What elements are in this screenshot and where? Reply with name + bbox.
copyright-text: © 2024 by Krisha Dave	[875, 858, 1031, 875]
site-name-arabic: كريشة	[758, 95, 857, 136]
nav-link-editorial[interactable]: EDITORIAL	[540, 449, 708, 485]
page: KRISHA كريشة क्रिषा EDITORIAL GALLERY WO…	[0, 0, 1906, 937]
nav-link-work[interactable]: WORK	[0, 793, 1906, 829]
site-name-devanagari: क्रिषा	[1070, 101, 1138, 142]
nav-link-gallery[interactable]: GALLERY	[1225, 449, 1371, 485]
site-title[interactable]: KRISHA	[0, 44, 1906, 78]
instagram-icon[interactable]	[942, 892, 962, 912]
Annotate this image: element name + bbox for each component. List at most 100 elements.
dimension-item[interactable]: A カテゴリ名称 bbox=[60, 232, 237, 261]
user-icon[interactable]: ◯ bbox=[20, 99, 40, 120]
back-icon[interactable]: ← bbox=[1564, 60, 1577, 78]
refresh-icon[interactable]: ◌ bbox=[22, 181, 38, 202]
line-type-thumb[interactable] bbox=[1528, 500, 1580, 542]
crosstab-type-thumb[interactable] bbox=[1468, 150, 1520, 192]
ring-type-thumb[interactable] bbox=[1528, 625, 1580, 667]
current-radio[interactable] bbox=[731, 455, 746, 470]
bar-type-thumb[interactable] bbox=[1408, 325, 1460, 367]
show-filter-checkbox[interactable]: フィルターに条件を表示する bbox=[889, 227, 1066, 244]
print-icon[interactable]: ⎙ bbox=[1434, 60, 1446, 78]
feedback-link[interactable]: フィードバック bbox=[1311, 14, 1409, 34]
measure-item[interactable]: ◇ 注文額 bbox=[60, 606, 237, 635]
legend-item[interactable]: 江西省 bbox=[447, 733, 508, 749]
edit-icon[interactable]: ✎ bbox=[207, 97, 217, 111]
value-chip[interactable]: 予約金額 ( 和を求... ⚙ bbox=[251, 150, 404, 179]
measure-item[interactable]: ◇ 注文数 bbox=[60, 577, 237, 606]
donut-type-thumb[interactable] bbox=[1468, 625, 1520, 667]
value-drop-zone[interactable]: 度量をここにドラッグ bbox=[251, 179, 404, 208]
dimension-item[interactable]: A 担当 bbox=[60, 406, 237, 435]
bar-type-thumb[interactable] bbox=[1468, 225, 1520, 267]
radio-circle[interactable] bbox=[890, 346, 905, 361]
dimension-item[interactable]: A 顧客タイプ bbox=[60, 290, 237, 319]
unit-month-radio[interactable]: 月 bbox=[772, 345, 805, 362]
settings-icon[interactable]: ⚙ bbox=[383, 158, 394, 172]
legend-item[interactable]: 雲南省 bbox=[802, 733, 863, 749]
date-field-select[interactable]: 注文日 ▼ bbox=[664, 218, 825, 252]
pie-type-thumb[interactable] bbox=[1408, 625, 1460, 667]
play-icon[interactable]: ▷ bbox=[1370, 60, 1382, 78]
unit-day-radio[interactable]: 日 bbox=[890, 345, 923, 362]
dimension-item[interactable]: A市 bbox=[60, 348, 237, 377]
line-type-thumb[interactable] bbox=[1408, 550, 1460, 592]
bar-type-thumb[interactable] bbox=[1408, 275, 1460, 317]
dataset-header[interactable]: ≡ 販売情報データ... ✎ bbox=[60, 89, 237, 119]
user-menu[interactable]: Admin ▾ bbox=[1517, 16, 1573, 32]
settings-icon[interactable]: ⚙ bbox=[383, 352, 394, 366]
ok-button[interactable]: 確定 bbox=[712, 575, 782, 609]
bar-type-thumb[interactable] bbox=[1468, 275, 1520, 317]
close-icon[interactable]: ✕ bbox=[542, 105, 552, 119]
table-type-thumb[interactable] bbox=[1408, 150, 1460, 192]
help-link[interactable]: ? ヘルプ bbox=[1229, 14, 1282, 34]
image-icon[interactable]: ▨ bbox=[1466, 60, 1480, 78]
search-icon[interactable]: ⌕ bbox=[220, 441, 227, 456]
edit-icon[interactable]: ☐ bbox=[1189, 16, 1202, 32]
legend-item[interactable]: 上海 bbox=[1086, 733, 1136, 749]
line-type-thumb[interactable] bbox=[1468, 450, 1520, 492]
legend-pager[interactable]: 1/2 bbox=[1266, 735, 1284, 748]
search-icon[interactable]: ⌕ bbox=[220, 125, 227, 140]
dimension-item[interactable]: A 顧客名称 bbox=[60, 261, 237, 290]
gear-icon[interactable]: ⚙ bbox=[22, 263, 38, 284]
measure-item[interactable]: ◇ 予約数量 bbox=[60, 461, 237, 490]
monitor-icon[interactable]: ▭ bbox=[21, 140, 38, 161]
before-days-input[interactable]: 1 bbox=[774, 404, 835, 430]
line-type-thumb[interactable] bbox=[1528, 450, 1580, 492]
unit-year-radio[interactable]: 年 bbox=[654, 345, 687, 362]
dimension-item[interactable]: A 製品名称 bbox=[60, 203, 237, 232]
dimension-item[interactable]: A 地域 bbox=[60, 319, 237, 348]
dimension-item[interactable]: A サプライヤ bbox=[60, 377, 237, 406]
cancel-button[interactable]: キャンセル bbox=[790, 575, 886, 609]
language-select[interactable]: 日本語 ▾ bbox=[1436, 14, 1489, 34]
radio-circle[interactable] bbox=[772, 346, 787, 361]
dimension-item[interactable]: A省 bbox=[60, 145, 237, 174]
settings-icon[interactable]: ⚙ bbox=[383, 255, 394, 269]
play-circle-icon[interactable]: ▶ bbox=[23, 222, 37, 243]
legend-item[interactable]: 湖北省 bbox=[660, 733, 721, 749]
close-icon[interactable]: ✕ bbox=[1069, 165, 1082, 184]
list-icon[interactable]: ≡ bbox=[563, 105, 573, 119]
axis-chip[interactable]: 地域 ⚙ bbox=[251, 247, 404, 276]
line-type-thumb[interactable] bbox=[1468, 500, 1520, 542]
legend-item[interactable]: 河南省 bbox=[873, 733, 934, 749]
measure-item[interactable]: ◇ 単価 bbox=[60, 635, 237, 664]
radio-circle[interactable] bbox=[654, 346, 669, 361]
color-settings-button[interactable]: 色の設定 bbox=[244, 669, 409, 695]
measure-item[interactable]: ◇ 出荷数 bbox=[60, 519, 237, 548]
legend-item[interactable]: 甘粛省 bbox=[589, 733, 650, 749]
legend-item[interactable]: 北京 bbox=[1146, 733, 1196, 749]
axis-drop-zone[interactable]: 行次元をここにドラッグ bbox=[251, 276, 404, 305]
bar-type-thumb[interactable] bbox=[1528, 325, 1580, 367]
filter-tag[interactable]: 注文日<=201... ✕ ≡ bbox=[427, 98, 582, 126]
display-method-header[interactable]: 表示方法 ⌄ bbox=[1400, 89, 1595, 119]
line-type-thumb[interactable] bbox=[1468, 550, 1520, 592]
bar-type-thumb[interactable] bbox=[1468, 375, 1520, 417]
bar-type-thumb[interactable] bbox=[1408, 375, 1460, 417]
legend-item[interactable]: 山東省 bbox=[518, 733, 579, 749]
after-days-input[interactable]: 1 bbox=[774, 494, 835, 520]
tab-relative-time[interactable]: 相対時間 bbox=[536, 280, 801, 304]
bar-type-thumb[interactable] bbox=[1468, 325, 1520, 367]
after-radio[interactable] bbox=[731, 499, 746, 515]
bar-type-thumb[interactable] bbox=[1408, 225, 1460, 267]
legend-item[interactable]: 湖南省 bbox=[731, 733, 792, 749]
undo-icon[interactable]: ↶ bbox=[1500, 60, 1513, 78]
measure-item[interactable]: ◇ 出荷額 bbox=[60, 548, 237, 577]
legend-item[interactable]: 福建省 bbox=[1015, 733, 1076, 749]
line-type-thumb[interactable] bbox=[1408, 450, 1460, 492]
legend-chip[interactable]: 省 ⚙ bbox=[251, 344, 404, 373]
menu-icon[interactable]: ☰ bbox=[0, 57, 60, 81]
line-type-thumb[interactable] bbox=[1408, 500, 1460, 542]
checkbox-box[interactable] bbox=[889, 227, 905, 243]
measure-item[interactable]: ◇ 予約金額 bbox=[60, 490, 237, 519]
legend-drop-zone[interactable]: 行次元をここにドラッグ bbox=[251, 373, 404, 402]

__Given exercise__
Reproduce the data from its first line through the line holding "legend-item[interactable]: 江西省 bbox=[447, 733, 508, 749]", inclusive, substituting "clickable" for every "interactable" and leaving all else unchanged.

__Solution to the exercise__
What elements are in this screenshot and where? Reply with name + bbox.
copyright-text: © 2024 by Krisha Dave	[875, 858, 1031, 875]
site-name-arabic: كريشة	[758, 95, 857, 136]
nav-link-editorial[clickable]: EDITORIAL	[540, 449, 708, 485]
page: KRISHA كريشة क्रिषा EDITORIAL GALLERY WO…	[0, 0, 1906, 937]
nav-link-work[clickable]: WORK	[0, 793, 1906, 829]
site-name-devanagari: क्रिषा	[1070, 101, 1138, 142]
nav-link-gallery[clickable]: GALLERY	[1225, 449, 1371, 485]
site-title[clickable]: KRISHA	[0, 44, 1906, 78]
instagram-icon[clickable]	[942, 892, 962, 912]
Annotate this image: element name + bbox for each component. List at most 100 elements.
dimension-item[clickable]: A カテゴリ名称 bbox=[60, 232, 237, 261]
user-icon[clickable]: ◯ bbox=[20, 99, 40, 120]
back-icon[clickable]: ← bbox=[1564, 60, 1577, 78]
refresh-icon[clickable]: ◌ bbox=[22, 181, 38, 202]
line-type-thumb[clickable] bbox=[1528, 500, 1580, 542]
crosstab-type-thumb[clickable] bbox=[1468, 150, 1520, 192]
ring-type-thumb[clickable] bbox=[1528, 625, 1580, 667]
current-radio[clickable] bbox=[731, 455, 746, 470]
bar-type-thumb[clickable] bbox=[1408, 325, 1460, 367]
show-filter-checkbox[clickable]: フィルターに条件を表示する bbox=[889, 227, 1066, 244]
print-icon[clickable]: ⎙ bbox=[1434, 60, 1446, 78]
feedback-link[clickable]: フィードバック bbox=[1311, 14, 1409, 34]
measure-item[clickable]: ◇ 注文額 bbox=[60, 606, 237, 635]
legend-item[clickable]: 江西省 bbox=[447, 733, 508, 749]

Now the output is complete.